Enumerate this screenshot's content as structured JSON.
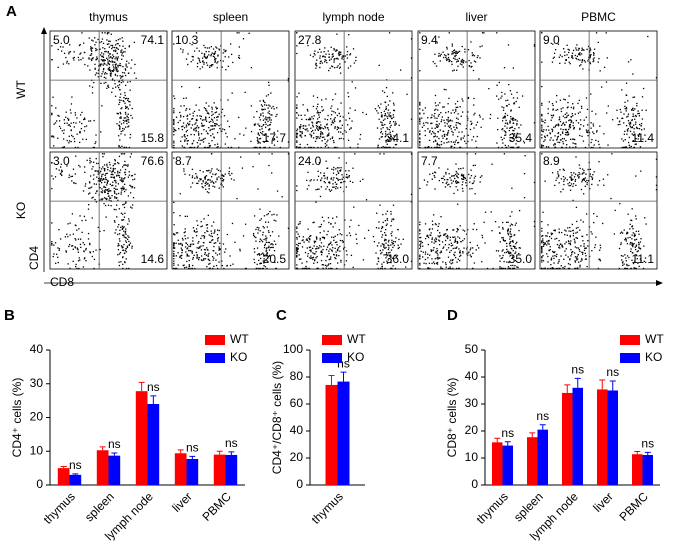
{
  "chart_data": [
    {
      "type": "flow",
      "panel_label": "A",
      "columns": [
        "thymus",
        "spleen",
        "lymph node",
        "liver",
        "PBMC"
      ],
      "rows": [
        "WT",
        "KO"
      ],
      "x_label": "CD8",
      "y_label": "CD4",
      "quadrants": [
        [
          {
            "top_left": "5.0",
            "top_right": "74.1",
            "bottom_right": "15.8"
          },
          {
            "top_left": "10.3",
            "bottom_right": "17.7"
          },
          {
            "top_left": "27.8",
            "bottom_right": "34.1"
          },
          {
            "top_left": "9.4",
            "bottom_right": "35.4"
          },
          {
            "top_left": "9.0",
            "bottom_right": "11.4"
          }
        ],
        [
          {
            "top_left": "3.0",
            "top_right": "76.6",
            "bottom_right": "14.6"
          },
          {
            "top_left": "8.7",
            "bottom_right": "20.5"
          },
          {
            "top_left": "24.0",
            "bottom_right": "36.0"
          },
          {
            "top_left": "7.7",
            "bottom_right": "35.0"
          },
          {
            "top_left": "8.9",
            "bottom_right": "11.1"
          }
        ]
      ]
    },
    {
      "type": "bar",
      "panel_label": "B",
      "y_label": "CD4⁺ cells (%)",
      "categories": [
        "thymus",
        "spleen",
        "lymph node",
        "liver",
        "PBMC"
      ],
      "series": [
        {
          "name": "WT",
          "color": "#ff0000",
          "values": [
            5.0,
            10.3,
            27.8,
            9.4,
            9.0
          ],
          "errors": [
            0.5,
            1.0,
            2.6,
            1.0,
            1.0
          ]
        },
        {
          "name": "KO",
          "color": "#0000ff",
          "values": [
            3.0,
            8.7,
            24.0,
            7.7,
            8.9
          ],
          "errors": [
            0.3,
            0.8,
            2.4,
            0.8,
            0.9
          ]
        }
      ],
      "annotations": [
        "ns",
        "ns",
        "ns",
        "ns",
        "ns"
      ],
      "ylim": [
        0,
        40
      ],
      "yticks": [
        0,
        10,
        20,
        30,
        40
      ]
    },
    {
      "type": "bar",
      "panel_label": "C",
      "y_label": "CD4⁺/CD8⁺ cells (%)",
      "categories": [
        "thymus"
      ],
      "series": [
        {
          "name": "WT",
          "color": "#ff0000",
          "values": [
            74.1
          ],
          "errors": [
            7
          ]
        },
        {
          "name": "KO",
          "color": "#0000ff",
          "values": [
            76.6
          ],
          "errors": [
            7
          ]
        }
      ],
      "annotations": [
        "ns"
      ],
      "ylim": [
        0,
        100
      ],
      "yticks": [
        0,
        20,
        40,
        60,
        80,
        100
      ]
    },
    {
      "type": "bar",
      "panel_label": "D",
      "y_label": "CD8⁺ cells (%)",
      "categories": [
        "thymus",
        "spleen",
        "lymph node",
        "liver",
        "PBMC"
      ],
      "series": [
        {
          "name": "WT",
          "color": "#ff0000",
          "values": [
            15.8,
            17.7,
            34.1,
            35.4,
            11.4
          ],
          "errors": [
            1.5,
            1.6,
            3.0,
            3.5,
            1.0
          ]
        },
        {
          "name": "KO",
          "color": "#0000ff",
          "values": [
            14.6,
            20.5,
            36.0,
            35.0,
            11.1
          ],
          "errors": [
            1.4,
            1.8,
            3.5,
            3.5,
            1.0
          ]
        }
      ],
      "annotations": [
        "ns",
        "ns",
        "ns",
        "ns",
        "ns"
      ],
      "ylim": [
        0,
        50
      ],
      "yticks": [
        0,
        10,
        20,
        30,
        40,
        50
      ]
    }
  ]
}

*Problem to work on:*
All of the data is to be reproduced exactly, with the pictures left out.

*Exercise output:*
Enumerate this screenshot's content as structured JSON.
{
  "chart_data": [
    {
      "type": "flow",
      "panel_label": "A",
      "columns": [
        "thymus",
        "spleen",
        "lymph node",
        "liver",
        "PBMC"
      ],
      "rows": [
        "WT",
        "KO"
      ],
      "x_label": "CD8",
      "y_label": "CD4",
      "quadrants": [
        [
          {
            "top_left": "5.0",
            "top_right": "74.1",
            "bottom_right": "15.8"
          },
          {
            "top_left": "10.3",
            "bottom_right": "17.7"
          },
          {
            "top_left": "27.8",
            "bottom_right": "34.1"
          },
          {
            "top_left": "9.4",
            "bottom_right": "35.4"
          },
          {
            "top_left": "9.0",
            "bottom_right": "11.4"
          }
        ],
        [
          {
            "top_left": "3.0",
            "top_right": "76.6",
            "bottom_right": "14.6"
          },
          {
            "top_left": "8.7",
            "bottom_right": "20.5"
          },
          {
            "top_left": "24.0",
            "bottom_right": "36.0"
          },
          {
            "top_left": "7.7",
            "bottom_right": "35.0"
          },
          {
            "top_left": "8.9",
            "bottom_right": "11.1"
          }
        ]
      ]
    },
    {
      "type": "bar",
      "panel_label": "B",
      "y_label": "CD4⁺ cells (%)",
      "categories": [
        "thymus",
        "spleen",
        "lymph node",
        "liver",
        "PBMC"
      ],
      "series": [
        {
          "name": "WT",
          "color": "#ff0000",
          "values": [
            5.0,
            10.3,
            27.8,
            9.4,
            9.0
          ],
          "errors": [
            0.5,
            1.0,
            2.6,
            1.0,
            1.0
          ]
        },
        {
          "name": "KO",
          "color": "#0000ff",
          "values": [
            3.0,
            8.7,
            24.0,
            7.7,
            8.9
          ],
          "errors": [
            0.3,
            0.8,
            2.4,
            0.8,
            0.9
          ]
        }
      ],
      "annotations": [
        "ns",
        "ns",
        "ns",
        "ns",
        "ns"
      ],
      "ylim": [
        0,
        40
      ],
      "yticks": [
        0,
        10,
        20,
        30,
        40
      ]
    },
    {
      "type": "bar",
      "panel_label": "C",
      "y_label": "CD4⁺/CD8⁺ cells (%)",
      "categories": [
        "thymus"
      ],
      "series": [
        {
          "name": "WT",
          "color": "#ff0000",
          "values": [
            74.1
          ],
          "errors": [
            7
          ]
        },
        {
          "name": "KO",
          "color": "#0000ff",
          "values": [
            76.6
          ],
          "errors": [
            7
          ]
        }
      ],
      "annotations": [
        "ns"
      ],
      "ylim": [
        0,
        100
      ],
      "yticks": [
        0,
        20,
        40,
        60,
        80,
        100
      ]
    },
    {
      "type": "bar",
      "panel_label": "D",
      "y_label": "CD8⁺ cells (%)",
      "categories": [
        "thymus",
        "spleen",
        "lymph node",
        "liver",
        "PBMC"
      ],
      "series": [
        {
          "name": "WT",
          "color": "#ff0000",
          "values": [
            15.8,
            17.7,
            34.1,
            35.4,
            11.4
          ],
          "errors": [
            1.5,
            1.6,
            3.0,
            3.5,
            1.0
          ]
        },
        {
          "name": "KO",
          "color": "#0000ff",
          "values": [
            14.6,
            20.5,
            36.0,
            35.0,
            11.1
          ],
          "errors": [
            1.4,
            1.8,
            3.5,
            3.5,
            1.0
          ]
        }
      ],
      "annotations": [
        "ns",
        "ns",
        "ns",
        "ns",
        "ns"
      ],
      "ylim": [
        0,
        50
      ],
      "yticks": [
        0,
        10,
        20,
        30,
        40,
        50
      ]
    }
  ]
}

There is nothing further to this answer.